Collection entries:
-=-=-=-=-

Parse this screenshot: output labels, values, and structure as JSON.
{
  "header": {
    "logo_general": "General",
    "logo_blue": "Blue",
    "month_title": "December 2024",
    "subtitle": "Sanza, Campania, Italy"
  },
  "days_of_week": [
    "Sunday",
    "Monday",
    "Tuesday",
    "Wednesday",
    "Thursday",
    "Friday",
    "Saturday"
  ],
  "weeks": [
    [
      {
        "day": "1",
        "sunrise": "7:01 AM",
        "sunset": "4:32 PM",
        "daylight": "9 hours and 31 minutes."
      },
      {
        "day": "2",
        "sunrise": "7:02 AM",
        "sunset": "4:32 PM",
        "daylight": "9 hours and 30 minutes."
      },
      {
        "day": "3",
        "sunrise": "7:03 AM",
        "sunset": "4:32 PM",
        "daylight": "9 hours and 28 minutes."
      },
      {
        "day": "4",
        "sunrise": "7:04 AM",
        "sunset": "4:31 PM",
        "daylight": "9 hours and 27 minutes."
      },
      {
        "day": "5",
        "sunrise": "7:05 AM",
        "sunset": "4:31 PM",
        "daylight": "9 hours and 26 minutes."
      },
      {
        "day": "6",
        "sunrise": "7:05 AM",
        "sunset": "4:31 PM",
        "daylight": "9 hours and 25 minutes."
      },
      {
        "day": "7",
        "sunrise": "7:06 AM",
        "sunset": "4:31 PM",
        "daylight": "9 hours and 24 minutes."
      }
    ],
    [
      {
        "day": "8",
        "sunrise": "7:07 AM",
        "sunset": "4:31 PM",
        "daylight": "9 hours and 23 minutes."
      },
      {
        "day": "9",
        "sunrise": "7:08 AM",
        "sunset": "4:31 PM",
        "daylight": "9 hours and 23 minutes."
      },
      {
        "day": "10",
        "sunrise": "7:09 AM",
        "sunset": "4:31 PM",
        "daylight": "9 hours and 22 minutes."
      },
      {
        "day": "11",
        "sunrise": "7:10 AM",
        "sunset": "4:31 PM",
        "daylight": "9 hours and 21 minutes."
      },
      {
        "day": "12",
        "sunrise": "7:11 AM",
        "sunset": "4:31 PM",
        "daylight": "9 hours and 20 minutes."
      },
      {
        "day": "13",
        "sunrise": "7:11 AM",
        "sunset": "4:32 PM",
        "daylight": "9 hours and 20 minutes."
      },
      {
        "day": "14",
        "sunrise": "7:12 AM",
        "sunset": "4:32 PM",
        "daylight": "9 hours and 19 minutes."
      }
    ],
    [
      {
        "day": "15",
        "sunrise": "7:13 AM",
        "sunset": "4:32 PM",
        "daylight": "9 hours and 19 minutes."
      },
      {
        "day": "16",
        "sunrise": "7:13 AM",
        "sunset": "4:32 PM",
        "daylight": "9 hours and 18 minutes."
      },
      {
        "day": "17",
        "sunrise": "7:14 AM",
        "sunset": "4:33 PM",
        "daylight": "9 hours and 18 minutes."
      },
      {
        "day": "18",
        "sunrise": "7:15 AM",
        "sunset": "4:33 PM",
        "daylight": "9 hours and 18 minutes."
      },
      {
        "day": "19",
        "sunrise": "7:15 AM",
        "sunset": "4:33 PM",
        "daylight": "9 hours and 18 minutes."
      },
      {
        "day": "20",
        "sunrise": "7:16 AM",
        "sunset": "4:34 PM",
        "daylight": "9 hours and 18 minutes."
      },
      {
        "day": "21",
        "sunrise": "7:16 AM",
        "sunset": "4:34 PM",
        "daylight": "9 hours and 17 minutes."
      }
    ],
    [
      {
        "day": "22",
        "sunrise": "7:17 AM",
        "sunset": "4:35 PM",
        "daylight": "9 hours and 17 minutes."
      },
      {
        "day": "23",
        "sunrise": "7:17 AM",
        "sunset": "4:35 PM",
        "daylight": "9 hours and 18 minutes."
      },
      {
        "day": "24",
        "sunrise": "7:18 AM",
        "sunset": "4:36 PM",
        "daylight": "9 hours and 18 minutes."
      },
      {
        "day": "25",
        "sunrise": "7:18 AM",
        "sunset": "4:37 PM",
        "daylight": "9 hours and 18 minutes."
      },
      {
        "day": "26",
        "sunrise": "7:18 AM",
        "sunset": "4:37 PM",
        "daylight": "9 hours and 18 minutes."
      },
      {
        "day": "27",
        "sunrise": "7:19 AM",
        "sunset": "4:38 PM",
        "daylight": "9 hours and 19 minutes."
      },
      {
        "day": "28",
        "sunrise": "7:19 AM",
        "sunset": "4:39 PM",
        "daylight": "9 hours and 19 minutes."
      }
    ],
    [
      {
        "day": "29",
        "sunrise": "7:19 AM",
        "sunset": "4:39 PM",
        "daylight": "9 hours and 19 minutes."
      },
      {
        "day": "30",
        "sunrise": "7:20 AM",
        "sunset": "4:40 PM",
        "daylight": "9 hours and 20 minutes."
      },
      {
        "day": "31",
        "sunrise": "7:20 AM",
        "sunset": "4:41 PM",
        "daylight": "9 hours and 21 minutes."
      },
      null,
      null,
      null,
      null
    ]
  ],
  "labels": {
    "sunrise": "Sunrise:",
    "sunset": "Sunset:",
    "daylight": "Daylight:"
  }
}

-=-=-=-=-

§ What to work on: Using the data above, return each line exactly as written.

§ Finished answer:
Parse this screenshot: output labels, values, and structure as JSON.
{
  "header": {
    "logo_general": "General",
    "logo_blue": "Blue",
    "month_title": "December 2024",
    "subtitle": "Sanza, Campania, Italy"
  },
  "days_of_week": [
    "Sunday",
    "Monday",
    "Tuesday",
    "Wednesday",
    "Thursday",
    "Friday",
    "Saturday"
  ],
  "weeks": [
    [
      {
        "day": "1",
        "sunrise": "7:01 AM",
        "sunset": "4:32 PM",
        "daylight": "9 hours and 31 minutes."
      },
      {
        "day": "2",
        "sunrise": "7:02 AM",
        "sunset": "4:32 PM",
        "daylight": "9 hours and 30 minutes."
      },
      {
        "day": "3",
        "sunrise": "7:03 AM",
        "sunset": "4:32 PM",
        "daylight": "9 hours and 28 minutes."
      },
      {
        "day": "4",
        "sunrise": "7:04 AM",
        "sunset": "4:31 PM",
        "daylight": "9 hours and 27 minutes."
      },
      {
        "day": "5",
        "sunrise": "7:05 AM",
        "sunset": "4:31 PM",
        "daylight": "9 hours and 26 minutes."
      },
      {
        "day": "6",
        "sunrise": "7:05 AM",
        "sunset": "4:31 PM",
        "daylight": "9 hours and 25 minutes."
      },
      {
        "day": "7",
        "sunrise": "7:06 AM",
        "sunset": "4:31 PM",
        "daylight": "9 hours and 24 minutes."
      }
    ],
    [
      {
        "day": "8",
        "sunrise": "7:07 AM",
        "sunset": "4:31 PM",
        "daylight": "9 hours and 23 minutes."
      },
      {
        "day": "9",
        "sunrise": "7:08 AM",
        "sunset": "4:31 PM",
        "daylight": "9 hours and 23 minutes."
      },
      {
        "day": "10",
        "sunrise": "7:09 AM",
        "sunset": "4:31 PM",
        "daylight": "9 hours and 22 minutes."
      },
      {
        "day": "11",
        "sunrise": "7:10 AM",
        "sunset": "4:31 PM",
        "daylight": "9 hours and 21 minutes."
      },
      {
        "day": "12",
        "sunrise": "7:11 AM",
        "sunset": "4:31 PM",
        "daylight": "9 hours and 20 minutes."
      },
      {
        "day": "13",
        "sunrise": "7:11 AM",
        "sunset": "4:32 PM",
        "daylight": "9 hours and 20 minutes."
      },
      {
        "day": "14",
        "sunrise": "7:12 AM",
        "sunset": "4:32 PM",
        "daylight": "9 hours and 19 minutes."
      }
    ],
    [
      {
        "day": "15",
        "sunrise": "7:13 AM",
        "sunset": "4:32 PM",
        "daylight": "9 hours and 19 minutes."
      },
      {
        "day": "16",
        "sunrise": "7:13 AM",
        "sunset": "4:32 PM",
        "daylight": "9 hours and 18 minutes."
      },
      {
        "day": "17",
        "sunrise": "7:14 AM",
        "sunset": "4:33 PM",
        "daylight": "9 hours and 18 minutes."
      },
      {
        "day": "18",
        "sunrise": "7:15 AM",
        "sunset": "4:33 PM",
        "daylight": "9 hours and 18 minutes."
      },
      {
        "day": "19",
        "sunrise": "7:15 AM",
        "sunset": "4:33 PM",
        "daylight": "9 hours and 18 minutes."
      },
      {
        "day": "20",
        "sunrise": "7:16 AM",
        "sunset": "4:34 PM",
        "daylight": "9 hours and 18 minutes."
      },
      {
        "day": "21",
        "sunrise": "7:16 AM",
        "sunset": "4:34 PM",
        "daylight": "9 hours and 17 minutes."
      }
    ],
    [
      {
        "day": "22",
        "sunrise": "7:17 AM",
        "sunset": "4:35 PM",
        "daylight": "9 hours and 17 minutes."
      },
      {
        "day": "23",
        "sunrise": "7:17 AM",
        "sunset": "4:35 PM",
        "daylight": "9 hours and 18 minutes."
      },
      {
        "day": "24",
        "sunrise": "7:18 AM",
        "sunset": "4:36 PM",
        "daylight": "9 hours and 18 minutes."
      },
      {
        "day": "25",
        "sunrise": "7:18 AM",
        "sunset": "4:37 PM",
        "daylight": "9 hours and 18 minutes."
      },
      {
        "day": "26",
        "sunrise": "7:18 AM",
        "sunset": "4:37 PM",
        "daylight": "9 hours and 18 minutes."
      },
      {
        "day": "27",
        "sunrise": "7:19 AM",
        "sunset": "4:38 PM",
        "daylight": "9 hours and 19 minutes."
      },
      {
        "day": "28",
        "sunrise": "7:19 AM",
        "sunset": "4:39 PM",
        "daylight": "9 hours and 19 minutes."
      }
    ],
    [
      {
        "day": "29",
        "sunrise": "7:19 AM",
        "sunset": "4:39 PM",
        "daylight": "9 hours and 19 minutes."
      },
      {
        "day": "30",
        "sunrise": "7:20 AM",
        "sunset": "4:40 PM",
        "daylight": "9 hours and 20 minutes."
      },
      {
        "day": "31",
        "sunrise": "7:20 AM",
        "sunset": "4:41 PM",
        "daylight": "9 hours and 21 minutes."
      },
      null,
      null,
      null,
      null
    ]
  ],
  "labels": {
    "sunrise": "Sunrise:",
    "sunset": "Sunset:",
    "daylight": "Daylight:"
  }
}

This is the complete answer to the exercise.